** BEGIN Data in this exercise **

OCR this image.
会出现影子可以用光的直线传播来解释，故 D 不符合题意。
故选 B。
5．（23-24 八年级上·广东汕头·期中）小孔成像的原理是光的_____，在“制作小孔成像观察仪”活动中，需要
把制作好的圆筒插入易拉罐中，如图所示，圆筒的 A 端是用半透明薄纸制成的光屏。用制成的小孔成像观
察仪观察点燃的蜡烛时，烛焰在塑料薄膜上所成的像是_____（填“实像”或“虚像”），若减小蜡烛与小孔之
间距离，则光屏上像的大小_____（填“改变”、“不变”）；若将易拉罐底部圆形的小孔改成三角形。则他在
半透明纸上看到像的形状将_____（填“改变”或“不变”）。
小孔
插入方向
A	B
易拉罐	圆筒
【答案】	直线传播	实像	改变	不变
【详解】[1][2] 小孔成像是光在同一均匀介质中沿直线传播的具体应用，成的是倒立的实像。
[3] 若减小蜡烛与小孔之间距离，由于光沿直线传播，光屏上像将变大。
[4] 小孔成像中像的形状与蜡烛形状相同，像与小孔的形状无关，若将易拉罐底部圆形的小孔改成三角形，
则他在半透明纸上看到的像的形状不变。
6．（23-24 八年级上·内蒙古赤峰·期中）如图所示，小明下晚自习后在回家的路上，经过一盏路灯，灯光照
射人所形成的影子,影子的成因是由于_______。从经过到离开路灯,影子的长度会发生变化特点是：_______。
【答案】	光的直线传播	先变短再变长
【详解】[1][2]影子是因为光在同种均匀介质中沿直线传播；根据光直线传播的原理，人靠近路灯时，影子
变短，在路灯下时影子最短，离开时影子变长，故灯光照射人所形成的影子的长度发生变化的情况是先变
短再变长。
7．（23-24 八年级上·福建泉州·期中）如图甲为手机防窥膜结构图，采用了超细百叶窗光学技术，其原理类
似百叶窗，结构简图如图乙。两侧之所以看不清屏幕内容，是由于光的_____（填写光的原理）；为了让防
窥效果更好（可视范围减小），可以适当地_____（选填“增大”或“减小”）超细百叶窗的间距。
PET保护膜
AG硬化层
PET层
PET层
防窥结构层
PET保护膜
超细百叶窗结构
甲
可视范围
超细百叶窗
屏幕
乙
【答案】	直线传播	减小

** END Data in this exercise **

# Short problem
Output each record exactly, leaving nothing out.

# Answer to this problem
OCR this image.
会出现影子可以用光的直线传播来解释，故 D 不符合题意。
故选 B。
5．（23-24 八年级上·广东汕头·期中）小孔成像的原理是光的_____，在“制作小孔成像观察仪”活动中，需要
把制作好的圆筒插入易拉罐中，如图所示，圆筒的 A 端是用半透明薄纸制成的光屏。用制成的小孔成像观
察仪观察点燃的蜡烛时，烛焰在塑料薄膜上所成的像是_____（填“实像”或“虚像”），若减小蜡烛与小孔之
间距离，则光屏上像的大小_____（填“改变”、“不变”）；若将易拉罐底部圆形的小孔改成三角形。则他在
半透明纸上看到像的形状将_____（填“改变”或“不变”）。
小孔
插入方向
A	B
易拉罐	圆筒
【答案】	直线传播	实像	改变	不变
【详解】[1][2] 小孔成像是光在同一均匀介质中沿直线传播的具体应用，成的是倒立的实像。
[3] 若减小蜡烛与小孔之间距离，由于光沿直线传播，光屏上像将变大。
[4] 小孔成像中像的形状与蜡烛形状相同，像与小孔的形状无关，若将易拉罐底部圆形的小孔改成三角形，
则他在半透明纸上看到的像的形状不变。
6．（23-24 八年级上·内蒙古赤峰·期中）如图所示，小明下晚自习后在回家的路上，经过一盏路灯，灯光照
射人所形成的影子,影子的成因是由于_______。从经过到离开路灯,影子的长度会发生变化特点是：_______。
【答案】	光的直线传播	先变短再变长
【详解】[1][2]影子是因为光在同种均匀介质中沿直线传播；根据光直线传播的原理，人靠近路灯时，影子
变短，在路灯下时影子最短，离开时影子变长，故灯光照射人所形成的影子的长度发生变化的情况是先变
短再变长。
7．（23-24 八年级上·福建泉州·期中）如图甲为手机防窥膜结构图，采用了超细百叶窗光学技术，其原理类
似百叶窗，结构简图如图乙。两侧之所以看不清屏幕内容，是由于光的_____（填写光的原理）；为了让防
窥效果更好（可视范围减小），可以适当地_____（选填“增大”或“减小”）超细百叶窗的间距。
PET保护膜
AG硬化层
PET层
PET层
防窥结构层
PET保护膜
超细百叶窗结构
甲
可视范围
超细百叶窗
屏幕
乙
【答案】	直线传播	减小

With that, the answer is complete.